▸ **JOB**:
Copy each line where the word "document" occurs.

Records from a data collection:
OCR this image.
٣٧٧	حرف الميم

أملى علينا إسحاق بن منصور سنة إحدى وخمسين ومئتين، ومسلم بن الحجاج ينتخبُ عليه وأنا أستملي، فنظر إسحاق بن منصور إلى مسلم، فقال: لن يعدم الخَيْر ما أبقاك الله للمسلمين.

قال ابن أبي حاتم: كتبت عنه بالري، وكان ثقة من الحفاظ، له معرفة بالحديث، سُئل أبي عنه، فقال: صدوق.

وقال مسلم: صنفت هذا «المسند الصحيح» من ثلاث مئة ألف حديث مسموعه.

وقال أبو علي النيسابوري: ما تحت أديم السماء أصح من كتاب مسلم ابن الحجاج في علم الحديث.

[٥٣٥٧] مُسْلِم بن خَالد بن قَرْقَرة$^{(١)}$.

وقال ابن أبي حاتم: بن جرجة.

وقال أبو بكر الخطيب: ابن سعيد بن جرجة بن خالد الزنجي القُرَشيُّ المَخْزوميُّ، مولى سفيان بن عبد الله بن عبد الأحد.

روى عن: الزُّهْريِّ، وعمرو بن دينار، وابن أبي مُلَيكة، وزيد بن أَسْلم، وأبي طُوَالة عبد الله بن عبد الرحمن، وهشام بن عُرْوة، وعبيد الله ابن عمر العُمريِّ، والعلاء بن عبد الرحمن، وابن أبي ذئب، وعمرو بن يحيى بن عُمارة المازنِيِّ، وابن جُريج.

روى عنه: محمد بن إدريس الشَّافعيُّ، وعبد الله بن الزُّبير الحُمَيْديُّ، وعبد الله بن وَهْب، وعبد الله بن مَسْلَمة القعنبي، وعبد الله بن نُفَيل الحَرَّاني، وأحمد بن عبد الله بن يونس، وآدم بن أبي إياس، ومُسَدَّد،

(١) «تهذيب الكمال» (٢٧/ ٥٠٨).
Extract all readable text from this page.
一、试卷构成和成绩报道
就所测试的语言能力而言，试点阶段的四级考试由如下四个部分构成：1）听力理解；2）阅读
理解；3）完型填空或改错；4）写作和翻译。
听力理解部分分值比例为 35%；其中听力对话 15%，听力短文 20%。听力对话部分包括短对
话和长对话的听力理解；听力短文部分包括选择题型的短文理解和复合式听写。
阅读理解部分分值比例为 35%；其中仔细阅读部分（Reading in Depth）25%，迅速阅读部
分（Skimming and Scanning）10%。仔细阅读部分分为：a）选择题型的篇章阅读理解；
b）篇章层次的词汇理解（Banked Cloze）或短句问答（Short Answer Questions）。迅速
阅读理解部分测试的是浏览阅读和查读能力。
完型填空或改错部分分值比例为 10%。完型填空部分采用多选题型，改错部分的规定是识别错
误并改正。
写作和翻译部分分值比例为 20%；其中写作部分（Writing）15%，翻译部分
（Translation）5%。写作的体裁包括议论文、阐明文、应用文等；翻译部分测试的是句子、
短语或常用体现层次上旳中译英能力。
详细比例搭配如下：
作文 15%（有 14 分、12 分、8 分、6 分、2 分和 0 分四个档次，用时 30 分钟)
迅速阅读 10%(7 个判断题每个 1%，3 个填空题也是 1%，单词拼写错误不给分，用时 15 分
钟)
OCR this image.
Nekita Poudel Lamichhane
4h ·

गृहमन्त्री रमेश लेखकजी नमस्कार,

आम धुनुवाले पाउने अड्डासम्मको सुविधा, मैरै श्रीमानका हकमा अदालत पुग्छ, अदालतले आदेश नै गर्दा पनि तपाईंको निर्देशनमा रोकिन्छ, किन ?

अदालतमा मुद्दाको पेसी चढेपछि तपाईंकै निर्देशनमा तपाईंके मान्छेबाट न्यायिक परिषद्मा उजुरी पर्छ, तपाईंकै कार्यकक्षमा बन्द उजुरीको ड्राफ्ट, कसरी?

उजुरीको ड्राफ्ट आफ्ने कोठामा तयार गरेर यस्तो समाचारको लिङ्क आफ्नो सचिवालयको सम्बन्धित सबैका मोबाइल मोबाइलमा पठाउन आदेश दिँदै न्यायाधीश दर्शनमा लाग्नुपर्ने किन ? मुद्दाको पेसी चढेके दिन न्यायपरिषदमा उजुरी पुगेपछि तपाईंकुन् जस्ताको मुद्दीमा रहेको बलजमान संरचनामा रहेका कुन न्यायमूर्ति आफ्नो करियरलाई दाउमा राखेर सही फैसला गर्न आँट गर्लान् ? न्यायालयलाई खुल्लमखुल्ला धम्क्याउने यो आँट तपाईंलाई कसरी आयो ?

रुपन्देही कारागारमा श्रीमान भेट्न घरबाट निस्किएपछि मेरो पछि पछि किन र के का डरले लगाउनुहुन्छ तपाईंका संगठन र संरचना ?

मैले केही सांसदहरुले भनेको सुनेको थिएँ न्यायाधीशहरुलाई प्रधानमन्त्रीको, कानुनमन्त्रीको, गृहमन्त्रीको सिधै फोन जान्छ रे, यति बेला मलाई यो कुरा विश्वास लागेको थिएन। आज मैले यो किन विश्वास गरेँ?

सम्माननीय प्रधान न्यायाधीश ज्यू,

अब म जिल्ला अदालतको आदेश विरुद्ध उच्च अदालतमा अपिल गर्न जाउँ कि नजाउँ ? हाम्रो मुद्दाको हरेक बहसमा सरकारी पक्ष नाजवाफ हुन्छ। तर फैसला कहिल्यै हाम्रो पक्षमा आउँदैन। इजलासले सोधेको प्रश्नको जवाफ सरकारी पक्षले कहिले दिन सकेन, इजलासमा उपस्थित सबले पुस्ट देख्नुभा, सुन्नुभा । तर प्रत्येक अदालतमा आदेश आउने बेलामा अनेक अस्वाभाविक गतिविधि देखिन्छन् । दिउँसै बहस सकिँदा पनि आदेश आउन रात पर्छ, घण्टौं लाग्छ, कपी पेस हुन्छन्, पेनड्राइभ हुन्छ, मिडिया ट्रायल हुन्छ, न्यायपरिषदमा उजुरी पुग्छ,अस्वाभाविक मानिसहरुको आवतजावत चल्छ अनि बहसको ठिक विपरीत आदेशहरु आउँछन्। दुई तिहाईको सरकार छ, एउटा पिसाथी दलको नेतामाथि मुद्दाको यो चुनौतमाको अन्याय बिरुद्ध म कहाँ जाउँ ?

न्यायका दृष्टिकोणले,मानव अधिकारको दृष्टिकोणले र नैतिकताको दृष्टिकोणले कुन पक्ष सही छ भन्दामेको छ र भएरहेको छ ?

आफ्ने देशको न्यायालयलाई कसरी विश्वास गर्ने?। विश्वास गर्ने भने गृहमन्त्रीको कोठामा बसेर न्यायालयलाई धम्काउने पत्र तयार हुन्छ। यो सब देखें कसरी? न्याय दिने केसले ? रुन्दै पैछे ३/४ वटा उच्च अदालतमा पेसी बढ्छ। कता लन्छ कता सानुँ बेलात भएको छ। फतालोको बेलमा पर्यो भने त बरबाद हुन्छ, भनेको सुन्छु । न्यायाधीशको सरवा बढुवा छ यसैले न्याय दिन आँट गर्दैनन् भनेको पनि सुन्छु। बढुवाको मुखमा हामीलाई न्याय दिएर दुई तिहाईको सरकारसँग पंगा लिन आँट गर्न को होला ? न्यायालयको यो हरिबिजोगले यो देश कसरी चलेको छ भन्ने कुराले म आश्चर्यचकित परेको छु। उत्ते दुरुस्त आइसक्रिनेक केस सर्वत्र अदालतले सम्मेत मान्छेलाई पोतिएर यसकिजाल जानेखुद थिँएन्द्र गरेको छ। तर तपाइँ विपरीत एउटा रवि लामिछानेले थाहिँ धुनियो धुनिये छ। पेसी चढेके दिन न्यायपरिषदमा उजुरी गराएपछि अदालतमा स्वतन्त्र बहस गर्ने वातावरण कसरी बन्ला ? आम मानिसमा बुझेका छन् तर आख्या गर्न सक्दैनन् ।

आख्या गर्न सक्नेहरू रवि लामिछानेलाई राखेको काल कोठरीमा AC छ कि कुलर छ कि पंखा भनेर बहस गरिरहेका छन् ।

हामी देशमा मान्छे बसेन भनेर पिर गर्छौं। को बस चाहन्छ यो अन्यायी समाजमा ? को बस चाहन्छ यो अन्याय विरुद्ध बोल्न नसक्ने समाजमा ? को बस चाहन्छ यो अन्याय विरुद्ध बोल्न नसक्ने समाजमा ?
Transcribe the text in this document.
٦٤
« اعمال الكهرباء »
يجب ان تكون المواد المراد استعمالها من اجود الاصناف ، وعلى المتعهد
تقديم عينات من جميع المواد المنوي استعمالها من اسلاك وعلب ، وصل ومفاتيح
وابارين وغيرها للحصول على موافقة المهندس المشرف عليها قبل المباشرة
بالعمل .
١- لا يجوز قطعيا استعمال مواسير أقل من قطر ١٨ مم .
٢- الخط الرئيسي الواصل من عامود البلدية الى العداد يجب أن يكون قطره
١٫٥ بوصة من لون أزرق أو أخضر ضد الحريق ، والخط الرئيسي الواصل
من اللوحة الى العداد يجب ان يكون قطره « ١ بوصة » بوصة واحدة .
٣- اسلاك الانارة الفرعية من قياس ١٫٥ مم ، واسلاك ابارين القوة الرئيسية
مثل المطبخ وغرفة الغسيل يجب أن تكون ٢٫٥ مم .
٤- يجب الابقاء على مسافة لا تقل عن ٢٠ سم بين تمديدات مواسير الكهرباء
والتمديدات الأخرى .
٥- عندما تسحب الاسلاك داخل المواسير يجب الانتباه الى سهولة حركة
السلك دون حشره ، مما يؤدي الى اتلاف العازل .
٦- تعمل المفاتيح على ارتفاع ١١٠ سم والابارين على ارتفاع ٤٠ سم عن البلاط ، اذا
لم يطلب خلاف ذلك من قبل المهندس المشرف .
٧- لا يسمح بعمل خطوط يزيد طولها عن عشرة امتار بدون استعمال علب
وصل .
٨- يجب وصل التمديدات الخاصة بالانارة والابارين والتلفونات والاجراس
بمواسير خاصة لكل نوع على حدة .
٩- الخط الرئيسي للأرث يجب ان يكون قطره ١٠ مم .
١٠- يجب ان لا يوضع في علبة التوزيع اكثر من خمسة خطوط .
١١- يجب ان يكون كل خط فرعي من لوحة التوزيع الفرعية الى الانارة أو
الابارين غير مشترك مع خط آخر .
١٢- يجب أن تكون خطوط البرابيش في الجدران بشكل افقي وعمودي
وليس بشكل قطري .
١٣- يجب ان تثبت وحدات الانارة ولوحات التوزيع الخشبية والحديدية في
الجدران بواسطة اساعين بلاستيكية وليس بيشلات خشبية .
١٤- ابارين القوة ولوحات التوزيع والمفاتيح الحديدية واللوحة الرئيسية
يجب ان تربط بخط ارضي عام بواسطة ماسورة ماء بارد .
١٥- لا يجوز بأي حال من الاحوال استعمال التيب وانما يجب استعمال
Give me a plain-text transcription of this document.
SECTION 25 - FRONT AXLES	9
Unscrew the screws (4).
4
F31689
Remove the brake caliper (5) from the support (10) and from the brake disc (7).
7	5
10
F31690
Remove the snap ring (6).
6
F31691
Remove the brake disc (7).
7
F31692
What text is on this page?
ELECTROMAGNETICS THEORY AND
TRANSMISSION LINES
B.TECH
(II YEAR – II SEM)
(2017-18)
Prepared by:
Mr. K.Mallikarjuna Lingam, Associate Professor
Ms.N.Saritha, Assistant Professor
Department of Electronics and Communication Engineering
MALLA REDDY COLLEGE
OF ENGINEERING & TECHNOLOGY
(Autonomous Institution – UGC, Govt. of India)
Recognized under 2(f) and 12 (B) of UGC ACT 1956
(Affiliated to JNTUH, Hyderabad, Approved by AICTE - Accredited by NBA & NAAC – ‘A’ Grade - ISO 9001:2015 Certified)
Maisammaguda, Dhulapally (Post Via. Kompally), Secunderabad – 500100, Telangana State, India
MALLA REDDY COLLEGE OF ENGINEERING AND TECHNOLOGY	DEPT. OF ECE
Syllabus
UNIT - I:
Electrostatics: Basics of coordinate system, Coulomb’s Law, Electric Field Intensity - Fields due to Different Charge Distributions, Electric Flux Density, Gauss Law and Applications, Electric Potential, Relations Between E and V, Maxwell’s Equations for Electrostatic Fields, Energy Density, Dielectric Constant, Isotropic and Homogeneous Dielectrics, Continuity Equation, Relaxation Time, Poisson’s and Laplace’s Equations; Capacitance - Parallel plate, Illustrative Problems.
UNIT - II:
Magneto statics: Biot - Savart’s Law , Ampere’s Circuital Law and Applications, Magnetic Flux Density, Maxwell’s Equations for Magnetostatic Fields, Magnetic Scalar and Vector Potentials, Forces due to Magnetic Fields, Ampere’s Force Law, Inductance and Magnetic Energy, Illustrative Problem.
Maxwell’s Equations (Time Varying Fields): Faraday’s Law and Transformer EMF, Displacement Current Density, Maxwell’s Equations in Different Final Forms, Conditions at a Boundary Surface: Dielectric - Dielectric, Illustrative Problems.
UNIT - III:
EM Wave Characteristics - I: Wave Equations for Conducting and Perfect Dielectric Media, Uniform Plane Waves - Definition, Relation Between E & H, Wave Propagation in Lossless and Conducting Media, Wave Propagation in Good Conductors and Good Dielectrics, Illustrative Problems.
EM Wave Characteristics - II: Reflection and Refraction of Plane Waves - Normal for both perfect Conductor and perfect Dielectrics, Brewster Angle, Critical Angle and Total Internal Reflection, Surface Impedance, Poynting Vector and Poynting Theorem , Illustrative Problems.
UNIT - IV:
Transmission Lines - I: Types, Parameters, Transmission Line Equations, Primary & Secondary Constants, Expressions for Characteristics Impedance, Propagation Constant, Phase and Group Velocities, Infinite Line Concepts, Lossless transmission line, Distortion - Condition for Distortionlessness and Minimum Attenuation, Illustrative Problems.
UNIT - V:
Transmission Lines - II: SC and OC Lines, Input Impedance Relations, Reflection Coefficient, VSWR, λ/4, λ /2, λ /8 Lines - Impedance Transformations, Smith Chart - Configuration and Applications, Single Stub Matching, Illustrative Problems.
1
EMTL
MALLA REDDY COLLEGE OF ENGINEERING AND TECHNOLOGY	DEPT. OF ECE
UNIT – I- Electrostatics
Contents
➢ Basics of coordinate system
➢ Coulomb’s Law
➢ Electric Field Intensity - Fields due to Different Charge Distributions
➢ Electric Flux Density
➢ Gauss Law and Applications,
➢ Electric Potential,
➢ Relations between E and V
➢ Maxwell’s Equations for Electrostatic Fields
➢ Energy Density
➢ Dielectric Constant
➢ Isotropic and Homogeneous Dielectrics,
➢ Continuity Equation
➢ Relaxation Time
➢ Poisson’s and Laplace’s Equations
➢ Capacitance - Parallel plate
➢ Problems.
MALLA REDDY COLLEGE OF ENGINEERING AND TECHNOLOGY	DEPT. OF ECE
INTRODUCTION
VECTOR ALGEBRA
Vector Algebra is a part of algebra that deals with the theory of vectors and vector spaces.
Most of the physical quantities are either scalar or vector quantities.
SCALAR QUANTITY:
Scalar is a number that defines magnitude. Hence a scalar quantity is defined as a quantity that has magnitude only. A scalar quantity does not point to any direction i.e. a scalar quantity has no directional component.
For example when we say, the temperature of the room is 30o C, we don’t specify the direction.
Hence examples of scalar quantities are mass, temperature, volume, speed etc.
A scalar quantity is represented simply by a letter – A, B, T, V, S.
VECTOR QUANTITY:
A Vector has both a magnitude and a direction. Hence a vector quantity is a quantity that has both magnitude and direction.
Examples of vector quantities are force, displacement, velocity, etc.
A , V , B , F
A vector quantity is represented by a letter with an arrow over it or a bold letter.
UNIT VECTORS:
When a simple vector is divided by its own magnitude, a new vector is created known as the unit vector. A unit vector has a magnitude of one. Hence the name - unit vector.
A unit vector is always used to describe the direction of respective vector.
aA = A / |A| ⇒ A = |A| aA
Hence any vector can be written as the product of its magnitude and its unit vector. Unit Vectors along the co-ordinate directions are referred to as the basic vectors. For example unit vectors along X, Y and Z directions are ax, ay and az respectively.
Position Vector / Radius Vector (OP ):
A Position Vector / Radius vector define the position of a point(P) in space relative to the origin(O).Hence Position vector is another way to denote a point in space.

▸ **RESPONSE TO THIS EXERCISE**:
Transcribe the text in this document.
Give me a plain-text transcription of this document.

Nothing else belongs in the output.